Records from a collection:

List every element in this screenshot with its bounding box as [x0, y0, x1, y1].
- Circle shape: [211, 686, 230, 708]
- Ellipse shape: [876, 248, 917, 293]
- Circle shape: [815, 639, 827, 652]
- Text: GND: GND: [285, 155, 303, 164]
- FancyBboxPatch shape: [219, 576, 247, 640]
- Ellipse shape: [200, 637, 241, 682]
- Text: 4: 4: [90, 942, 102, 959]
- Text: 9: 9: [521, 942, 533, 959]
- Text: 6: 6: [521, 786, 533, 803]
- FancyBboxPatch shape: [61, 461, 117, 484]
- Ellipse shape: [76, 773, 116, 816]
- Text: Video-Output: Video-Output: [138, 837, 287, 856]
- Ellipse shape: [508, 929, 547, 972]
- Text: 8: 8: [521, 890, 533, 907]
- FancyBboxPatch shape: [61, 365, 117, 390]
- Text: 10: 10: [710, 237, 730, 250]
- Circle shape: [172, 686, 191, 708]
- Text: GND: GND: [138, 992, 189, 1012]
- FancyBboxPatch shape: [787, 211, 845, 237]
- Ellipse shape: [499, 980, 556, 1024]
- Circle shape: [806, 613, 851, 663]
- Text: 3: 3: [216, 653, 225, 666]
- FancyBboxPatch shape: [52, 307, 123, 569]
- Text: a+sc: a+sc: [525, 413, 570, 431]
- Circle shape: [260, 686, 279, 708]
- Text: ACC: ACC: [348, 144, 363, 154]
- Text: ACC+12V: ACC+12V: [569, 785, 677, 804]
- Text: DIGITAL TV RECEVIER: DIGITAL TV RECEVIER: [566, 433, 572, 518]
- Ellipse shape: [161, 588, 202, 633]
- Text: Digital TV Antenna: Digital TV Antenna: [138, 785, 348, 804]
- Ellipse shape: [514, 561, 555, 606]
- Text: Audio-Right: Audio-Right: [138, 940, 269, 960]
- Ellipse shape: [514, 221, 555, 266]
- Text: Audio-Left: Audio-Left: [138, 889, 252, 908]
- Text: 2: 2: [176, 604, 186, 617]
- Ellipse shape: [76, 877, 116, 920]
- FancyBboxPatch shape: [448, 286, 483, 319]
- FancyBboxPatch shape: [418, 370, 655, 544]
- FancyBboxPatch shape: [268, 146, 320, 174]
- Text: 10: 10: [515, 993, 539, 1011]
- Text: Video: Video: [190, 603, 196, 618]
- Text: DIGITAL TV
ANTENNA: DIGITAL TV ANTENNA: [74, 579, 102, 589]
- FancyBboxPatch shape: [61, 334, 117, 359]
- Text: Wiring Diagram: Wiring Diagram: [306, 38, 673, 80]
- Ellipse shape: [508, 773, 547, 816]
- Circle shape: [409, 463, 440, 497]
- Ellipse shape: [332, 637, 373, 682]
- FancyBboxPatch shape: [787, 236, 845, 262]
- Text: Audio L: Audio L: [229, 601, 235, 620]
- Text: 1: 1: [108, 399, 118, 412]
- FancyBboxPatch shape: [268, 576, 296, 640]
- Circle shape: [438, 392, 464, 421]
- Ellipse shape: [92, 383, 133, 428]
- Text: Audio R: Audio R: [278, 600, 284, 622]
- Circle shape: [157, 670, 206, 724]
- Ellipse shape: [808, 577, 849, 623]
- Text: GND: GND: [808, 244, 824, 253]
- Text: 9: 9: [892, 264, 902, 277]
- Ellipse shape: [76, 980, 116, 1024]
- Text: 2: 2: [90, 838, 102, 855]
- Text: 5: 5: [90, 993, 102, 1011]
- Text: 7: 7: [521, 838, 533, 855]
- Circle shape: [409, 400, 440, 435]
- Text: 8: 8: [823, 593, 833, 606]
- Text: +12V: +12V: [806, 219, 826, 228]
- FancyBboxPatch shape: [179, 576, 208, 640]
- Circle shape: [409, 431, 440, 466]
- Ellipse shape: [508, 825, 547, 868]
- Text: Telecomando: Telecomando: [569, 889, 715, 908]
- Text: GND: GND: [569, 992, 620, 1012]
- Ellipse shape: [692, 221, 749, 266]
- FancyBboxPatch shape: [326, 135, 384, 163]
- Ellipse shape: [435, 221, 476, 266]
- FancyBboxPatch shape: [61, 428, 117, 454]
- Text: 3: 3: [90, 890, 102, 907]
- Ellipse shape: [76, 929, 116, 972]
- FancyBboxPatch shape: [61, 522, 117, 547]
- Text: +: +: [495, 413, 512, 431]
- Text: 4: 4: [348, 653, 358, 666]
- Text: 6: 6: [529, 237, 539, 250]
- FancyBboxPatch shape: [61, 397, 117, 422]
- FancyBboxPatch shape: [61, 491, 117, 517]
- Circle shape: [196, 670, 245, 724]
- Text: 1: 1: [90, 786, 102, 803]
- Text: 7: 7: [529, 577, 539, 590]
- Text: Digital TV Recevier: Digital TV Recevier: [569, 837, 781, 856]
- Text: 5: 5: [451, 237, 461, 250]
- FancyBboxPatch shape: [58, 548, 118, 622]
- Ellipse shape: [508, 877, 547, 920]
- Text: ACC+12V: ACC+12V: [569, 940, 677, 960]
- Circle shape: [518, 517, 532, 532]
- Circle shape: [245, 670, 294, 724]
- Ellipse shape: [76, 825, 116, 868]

Work to do: Can you convert the records above into a JSON list of strings, with one string per line and blank lines omitted?

The result:
[
  "List every element in this screenshot with its bounding box as [x0, y0, x1, y1].",
  "- Circle shape: [211, 686, 230, 708]",
  "- Ellipse shape: [876, 248, 917, 293]",
  "- Circle shape: [815, 639, 827, 652]",
  "- Text: GND: GND: [285, 155, 303, 164]",
  "- FancyBboxPatch shape: [219, 576, 247, 640]",
  "- Ellipse shape: [200, 637, 241, 682]",
  "- Text: 4: 4: [90, 942, 102, 959]",
  "- Text: 9: 9: [521, 942, 533, 959]",
  "- Text: 6: 6: [521, 786, 533, 803]",
  "- FancyBboxPatch shape: [61, 461, 117, 484]",
  "- Ellipse shape: [76, 773, 116, 816]",
  "- Text: Video-Output: Video-Output: [138, 837, 287, 856]",
  "- Ellipse shape: [508, 929, 547, 972]",
  "- Text: 8: 8: [521, 890, 533, 907]",
  "- FancyBboxPatch shape: [61, 365, 117, 390]",
  "- Text: 10: 10: [710, 237, 730, 250]",
  "- Circle shape: [172, 686, 191, 708]",
  "- Text: GND: GND: [138, 992, 189, 1012]",
  "- FancyBboxPatch shape: [787, 211, 845, 237]",
  "- Ellipse shape: [499, 980, 556, 1024]",
  "- Circle shape: [806, 613, 851, 663]",
  "- Text: 3: 3: [216, 653, 225, 666]",
  "- FancyBboxPatch shape: [52, 307, 123, 569]",
  "- Text: a+sc: a+sc: [525, 413, 570, 431]",
  "- Circle shape: [260, 686, 279, 708]",
  "- Text: ACC: ACC: [348, 144, 363, 154]",
  "- Text: ACC+12V: ACC+12V: [569, 785, 677, 804]",
  "- Text: DIGITAL TV RECEVIER: DIGITAL TV RECEVIER: [566, 433, 572, 518]",
  "- Ellipse shape: [161, 588, 202, 633]",
  "- Text: Digital TV Antenna: Digital TV Antenna: [138, 785, 348, 804]",
  "- Ellipse shape: [514, 561, 555, 606]",
  "- Text: Audio-Right: Audio-Right: [138, 940, 269, 960]",
  "- Ellipse shape: [514, 221, 555, 266]",
  "- Text: Audio-Left: Audio-Left: [138, 889, 252, 908]",
  "- Text: 2: 2: [176, 604, 186, 617]",
  "- Ellipse shape: [76, 877, 116, 920]",
  "- FancyBboxPatch shape: [448, 286, 483, 319]",
  "- FancyBboxPatch shape: [418, 370, 655, 544]",
  "- FancyBboxPatch shape: [268, 146, 320, 174]",
  "- Text: 10: 10: [515, 993, 539, 1011]",
  "- Text: Video: Video: [190, 603, 196, 618]",
  "- Text: DIGITAL TV",
  "ANTENNA: DIGITAL TV ANTENNA: [74, 579, 102, 589]",
  "- FancyBboxPatch shape: [61, 334, 117, 359]",
  "- Text: Wiring Diagram: Wiring Diagram: [306, 38, 673, 80]",
  "- Ellipse shape: [508, 773, 547, 816]",
  "- Circle shape: [409, 463, 440, 497]",
  "- Ellipse shape: [332, 637, 373, 682]",
  "- FancyBboxPatch shape: [787, 236, 845, 262]",
  "- Text: Audio L: Audio L: [229, 601, 235, 620]",
  "- Text: 1: 1: [108, 399, 118, 412]",
  "- FancyBboxPatch shape: [268, 576, 296, 640]",
  "- Circle shape: [438, 392, 464, 421]",
  "- Ellipse shape: [92, 383, 133, 428]",
  "- Text: Audio R: Audio R: [278, 600, 284, 622]",
  "- Circle shape: [157, 670, 206, 724]",
  "- Ellipse shape: [808, 577, 849, 623]",
  "- Text: GND: GND: [808, 244, 824, 253]",
  "- Text: 9: 9: [892, 264, 902, 277]",
  "- Ellipse shape: [76, 980, 116, 1024]",
  "- Text: 2: 2: [90, 838, 102, 855]",
  "- Text: 5: 5: [90, 993, 102, 1011]",
  "- Text: 7: 7: [521, 838, 533, 855]",
  "- Circle shape: [409, 400, 440, 435]",
  "- Text: 8: 8: [823, 593, 833, 606]",
  "- Text: +12V: +12V: [806, 219, 826, 228]",
  "- FancyBboxPatch shape: [179, 576, 208, 640]",
  "- Circle shape: [409, 431, 440, 466]",
  "- Ellipse shape: [508, 825, 547, 868]",
  "- Text: Telecomando: Telecomando: [569, 889, 715, 908]",
  "- Text: GND: GND: [569, 992, 620, 1012]",
  "- Ellipse shape: [692, 221, 749, 266]",
  "- FancyBboxPatch shape: [326, 135, 384, 163]",
  "- Ellipse shape: [435, 221, 476, 266]",
  "- FancyBboxPatch shape: [61, 428, 117, 454]",
  "- Text: 3: 3: [90, 890, 102, 907]",
  "- Ellipse shape: [76, 929, 116, 972]",
  "- FancyBboxPatch shape: [61, 522, 117, 547]",
  "- Text: +: +: [495, 413, 512, 431]",
  "- Text: 4: 4: [348, 653, 358, 666]",
  "- Text: 6: 6: [529, 237, 539, 250]",
  "- FancyBboxPatch shape: [61, 397, 117, 422]",
  "- FancyBboxPatch shape: [61, 491, 117, 517]",
  "- Circle shape: [196, 670, 245, 724]",
  "- Text: 1: 1: [90, 786, 102, 803]",
  "- Text: 7: 7: [529, 577, 539, 590]",
  "- Text: Digital TV Recevier: Digital TV Recevier: [569, 837, 781, 856]",
  "- Text: 5: 5: [451, 237, 461, 250]",
  "- FancyBboxPatch shape: [58, 548, 118, 622]",
  "- Ellipse shape: [508, 877, 547, 920]",
  "- Text: ACC+12V: ACC+12V: [569, 940, 677, 960]",
  "- Circle shape: [518, 517, 532, 532]",
  "- Circle shape: [245, 670, 294, 724]",
  "- Ellipse shape: [76, 825, 116, 868]"
]